- _Task to complete_
Read the entries below and pull out each line with the string "comment".

** Start of Entries shown **

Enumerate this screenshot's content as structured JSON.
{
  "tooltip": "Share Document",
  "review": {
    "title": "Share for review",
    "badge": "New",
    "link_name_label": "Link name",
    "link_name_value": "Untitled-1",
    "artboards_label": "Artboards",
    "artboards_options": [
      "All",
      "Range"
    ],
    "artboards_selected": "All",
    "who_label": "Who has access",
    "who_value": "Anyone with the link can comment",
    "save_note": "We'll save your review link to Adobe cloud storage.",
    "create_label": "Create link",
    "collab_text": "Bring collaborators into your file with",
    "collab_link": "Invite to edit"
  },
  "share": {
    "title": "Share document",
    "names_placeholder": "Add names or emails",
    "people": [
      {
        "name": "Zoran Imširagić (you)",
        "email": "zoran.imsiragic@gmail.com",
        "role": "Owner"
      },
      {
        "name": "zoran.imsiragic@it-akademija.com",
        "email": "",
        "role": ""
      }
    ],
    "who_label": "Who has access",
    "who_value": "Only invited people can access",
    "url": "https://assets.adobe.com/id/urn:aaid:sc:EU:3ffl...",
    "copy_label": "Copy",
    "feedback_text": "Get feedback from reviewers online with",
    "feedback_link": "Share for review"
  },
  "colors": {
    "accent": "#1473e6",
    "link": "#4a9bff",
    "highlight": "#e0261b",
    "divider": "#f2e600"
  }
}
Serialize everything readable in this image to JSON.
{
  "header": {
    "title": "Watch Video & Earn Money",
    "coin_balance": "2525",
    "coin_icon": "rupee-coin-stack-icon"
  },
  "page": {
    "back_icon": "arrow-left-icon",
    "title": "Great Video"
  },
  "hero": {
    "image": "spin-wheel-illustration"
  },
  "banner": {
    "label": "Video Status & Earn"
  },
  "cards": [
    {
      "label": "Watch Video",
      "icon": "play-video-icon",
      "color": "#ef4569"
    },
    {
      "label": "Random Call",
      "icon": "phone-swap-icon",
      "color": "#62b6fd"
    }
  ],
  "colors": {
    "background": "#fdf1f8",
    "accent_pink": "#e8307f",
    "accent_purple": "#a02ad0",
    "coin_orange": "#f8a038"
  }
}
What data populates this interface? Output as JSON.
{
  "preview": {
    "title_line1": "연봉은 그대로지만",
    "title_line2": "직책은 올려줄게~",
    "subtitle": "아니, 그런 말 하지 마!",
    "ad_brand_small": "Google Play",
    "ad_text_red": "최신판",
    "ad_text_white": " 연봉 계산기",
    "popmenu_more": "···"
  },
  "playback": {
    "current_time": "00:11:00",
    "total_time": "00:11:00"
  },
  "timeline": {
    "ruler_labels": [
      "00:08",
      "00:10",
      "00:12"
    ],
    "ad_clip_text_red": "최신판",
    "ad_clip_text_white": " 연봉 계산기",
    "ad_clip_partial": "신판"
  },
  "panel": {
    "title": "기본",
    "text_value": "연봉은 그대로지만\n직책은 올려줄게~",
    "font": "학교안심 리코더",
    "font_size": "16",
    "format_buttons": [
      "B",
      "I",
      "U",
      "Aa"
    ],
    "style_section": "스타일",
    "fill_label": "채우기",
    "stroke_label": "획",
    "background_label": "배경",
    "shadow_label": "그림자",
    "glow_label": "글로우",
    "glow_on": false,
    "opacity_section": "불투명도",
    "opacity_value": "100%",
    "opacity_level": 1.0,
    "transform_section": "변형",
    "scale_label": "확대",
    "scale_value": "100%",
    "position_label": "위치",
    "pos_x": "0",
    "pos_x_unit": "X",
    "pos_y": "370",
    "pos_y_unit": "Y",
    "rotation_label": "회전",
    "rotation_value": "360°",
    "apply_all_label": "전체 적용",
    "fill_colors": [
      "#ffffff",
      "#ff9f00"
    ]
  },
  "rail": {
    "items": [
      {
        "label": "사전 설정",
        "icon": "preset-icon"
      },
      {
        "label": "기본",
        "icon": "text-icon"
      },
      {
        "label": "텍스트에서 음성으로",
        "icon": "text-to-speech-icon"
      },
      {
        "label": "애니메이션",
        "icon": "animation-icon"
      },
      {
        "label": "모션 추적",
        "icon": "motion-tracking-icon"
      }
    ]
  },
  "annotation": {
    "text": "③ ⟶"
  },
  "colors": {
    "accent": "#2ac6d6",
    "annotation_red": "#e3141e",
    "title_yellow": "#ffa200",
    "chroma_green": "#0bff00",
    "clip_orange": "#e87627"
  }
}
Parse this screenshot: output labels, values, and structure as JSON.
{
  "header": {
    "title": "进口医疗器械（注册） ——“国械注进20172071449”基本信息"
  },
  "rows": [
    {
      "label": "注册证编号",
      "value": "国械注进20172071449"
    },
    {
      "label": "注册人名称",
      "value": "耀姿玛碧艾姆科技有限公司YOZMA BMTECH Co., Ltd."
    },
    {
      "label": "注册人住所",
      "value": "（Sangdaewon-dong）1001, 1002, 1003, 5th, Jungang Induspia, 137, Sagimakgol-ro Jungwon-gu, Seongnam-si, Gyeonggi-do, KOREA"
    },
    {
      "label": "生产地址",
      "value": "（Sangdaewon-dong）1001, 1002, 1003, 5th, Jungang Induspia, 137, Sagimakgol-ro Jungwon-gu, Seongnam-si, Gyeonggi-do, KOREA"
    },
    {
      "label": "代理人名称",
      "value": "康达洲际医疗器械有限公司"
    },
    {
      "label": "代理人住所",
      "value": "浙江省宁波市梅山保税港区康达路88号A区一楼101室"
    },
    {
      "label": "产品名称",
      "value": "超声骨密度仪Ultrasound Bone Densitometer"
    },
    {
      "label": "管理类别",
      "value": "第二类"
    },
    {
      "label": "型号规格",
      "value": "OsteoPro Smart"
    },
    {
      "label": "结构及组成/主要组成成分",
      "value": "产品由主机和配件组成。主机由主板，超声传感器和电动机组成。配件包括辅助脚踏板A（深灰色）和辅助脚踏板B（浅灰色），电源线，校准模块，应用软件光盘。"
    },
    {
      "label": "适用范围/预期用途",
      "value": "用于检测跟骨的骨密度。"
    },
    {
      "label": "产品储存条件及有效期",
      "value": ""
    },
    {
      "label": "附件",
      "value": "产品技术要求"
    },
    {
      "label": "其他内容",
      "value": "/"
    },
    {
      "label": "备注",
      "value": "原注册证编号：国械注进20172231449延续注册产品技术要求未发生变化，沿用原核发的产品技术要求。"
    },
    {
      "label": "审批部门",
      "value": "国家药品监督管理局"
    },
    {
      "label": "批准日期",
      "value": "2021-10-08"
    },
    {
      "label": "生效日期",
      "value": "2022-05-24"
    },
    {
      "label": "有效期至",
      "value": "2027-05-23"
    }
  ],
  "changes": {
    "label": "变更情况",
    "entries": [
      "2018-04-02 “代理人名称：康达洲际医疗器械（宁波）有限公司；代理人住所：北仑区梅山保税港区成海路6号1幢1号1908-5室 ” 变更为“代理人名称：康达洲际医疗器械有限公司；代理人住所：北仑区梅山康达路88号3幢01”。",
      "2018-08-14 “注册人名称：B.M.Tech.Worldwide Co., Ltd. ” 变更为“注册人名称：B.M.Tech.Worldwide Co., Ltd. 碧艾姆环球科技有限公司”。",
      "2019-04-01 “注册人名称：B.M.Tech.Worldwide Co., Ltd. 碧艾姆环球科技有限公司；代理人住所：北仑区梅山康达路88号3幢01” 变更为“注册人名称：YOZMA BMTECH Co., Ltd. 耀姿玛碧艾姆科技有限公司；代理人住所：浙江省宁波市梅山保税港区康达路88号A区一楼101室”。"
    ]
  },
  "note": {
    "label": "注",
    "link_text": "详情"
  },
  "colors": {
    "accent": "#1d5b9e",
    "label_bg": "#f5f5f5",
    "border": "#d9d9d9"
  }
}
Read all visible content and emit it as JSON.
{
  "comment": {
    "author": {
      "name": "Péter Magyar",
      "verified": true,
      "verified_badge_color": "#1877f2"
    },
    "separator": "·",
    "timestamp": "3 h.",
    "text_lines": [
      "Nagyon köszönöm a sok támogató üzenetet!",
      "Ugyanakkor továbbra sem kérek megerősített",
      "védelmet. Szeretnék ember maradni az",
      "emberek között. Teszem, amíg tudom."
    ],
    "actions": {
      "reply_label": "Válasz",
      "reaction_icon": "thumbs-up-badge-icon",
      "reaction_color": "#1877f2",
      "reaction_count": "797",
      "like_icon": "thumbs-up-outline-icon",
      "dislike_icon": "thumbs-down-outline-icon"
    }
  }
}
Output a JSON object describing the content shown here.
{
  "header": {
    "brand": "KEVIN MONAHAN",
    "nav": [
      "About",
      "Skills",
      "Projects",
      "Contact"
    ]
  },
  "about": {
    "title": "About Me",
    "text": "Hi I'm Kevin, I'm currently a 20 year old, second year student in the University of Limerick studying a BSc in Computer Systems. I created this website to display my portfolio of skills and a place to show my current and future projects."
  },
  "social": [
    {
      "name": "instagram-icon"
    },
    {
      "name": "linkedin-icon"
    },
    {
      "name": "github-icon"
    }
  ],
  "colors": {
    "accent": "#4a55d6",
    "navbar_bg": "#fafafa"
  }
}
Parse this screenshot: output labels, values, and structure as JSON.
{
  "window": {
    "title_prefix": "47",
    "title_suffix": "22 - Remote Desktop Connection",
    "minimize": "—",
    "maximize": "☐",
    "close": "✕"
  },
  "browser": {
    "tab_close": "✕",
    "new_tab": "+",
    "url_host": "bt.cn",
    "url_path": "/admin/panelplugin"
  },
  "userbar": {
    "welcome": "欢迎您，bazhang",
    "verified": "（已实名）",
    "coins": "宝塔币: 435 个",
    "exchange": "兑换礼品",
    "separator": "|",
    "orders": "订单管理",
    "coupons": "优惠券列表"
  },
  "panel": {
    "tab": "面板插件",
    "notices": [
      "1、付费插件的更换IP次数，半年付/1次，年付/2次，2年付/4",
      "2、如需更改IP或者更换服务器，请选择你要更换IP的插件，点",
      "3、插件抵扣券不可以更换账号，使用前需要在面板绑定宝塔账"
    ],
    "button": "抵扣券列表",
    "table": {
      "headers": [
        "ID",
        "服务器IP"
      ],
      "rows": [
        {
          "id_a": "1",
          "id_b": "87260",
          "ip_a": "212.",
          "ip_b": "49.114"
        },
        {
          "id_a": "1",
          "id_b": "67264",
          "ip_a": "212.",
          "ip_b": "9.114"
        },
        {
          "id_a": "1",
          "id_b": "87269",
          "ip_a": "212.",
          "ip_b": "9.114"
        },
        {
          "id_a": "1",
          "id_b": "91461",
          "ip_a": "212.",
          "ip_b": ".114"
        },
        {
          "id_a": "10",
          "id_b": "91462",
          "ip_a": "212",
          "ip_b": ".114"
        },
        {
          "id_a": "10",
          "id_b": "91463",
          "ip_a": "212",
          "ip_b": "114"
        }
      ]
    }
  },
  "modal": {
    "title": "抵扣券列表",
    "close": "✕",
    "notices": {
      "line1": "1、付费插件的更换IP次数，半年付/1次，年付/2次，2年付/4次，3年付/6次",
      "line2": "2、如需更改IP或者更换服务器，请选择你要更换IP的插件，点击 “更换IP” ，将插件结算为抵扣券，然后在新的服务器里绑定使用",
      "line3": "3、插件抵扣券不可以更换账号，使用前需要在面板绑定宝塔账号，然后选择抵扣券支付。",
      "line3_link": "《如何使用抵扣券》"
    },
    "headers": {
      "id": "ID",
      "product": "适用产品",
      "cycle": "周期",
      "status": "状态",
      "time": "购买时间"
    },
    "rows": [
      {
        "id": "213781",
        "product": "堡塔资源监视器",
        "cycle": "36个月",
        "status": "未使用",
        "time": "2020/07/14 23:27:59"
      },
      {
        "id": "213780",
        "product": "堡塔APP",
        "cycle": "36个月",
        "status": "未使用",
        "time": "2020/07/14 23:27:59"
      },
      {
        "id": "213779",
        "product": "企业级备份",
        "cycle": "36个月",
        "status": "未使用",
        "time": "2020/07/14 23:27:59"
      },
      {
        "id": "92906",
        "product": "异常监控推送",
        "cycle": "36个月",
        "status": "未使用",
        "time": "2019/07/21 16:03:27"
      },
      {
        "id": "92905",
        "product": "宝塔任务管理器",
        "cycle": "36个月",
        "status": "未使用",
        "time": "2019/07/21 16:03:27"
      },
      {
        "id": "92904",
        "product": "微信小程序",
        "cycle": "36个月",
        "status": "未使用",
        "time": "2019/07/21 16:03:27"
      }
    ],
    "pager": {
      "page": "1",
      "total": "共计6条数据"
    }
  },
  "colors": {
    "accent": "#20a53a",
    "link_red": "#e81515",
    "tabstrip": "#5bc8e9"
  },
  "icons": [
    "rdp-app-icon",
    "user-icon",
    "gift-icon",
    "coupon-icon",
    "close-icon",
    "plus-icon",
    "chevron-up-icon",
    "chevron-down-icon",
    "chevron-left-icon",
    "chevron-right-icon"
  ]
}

** End of Entries shown **

- _Output for this exercise_
    "who_value": "Anyone with the link can comment",
  "comment": {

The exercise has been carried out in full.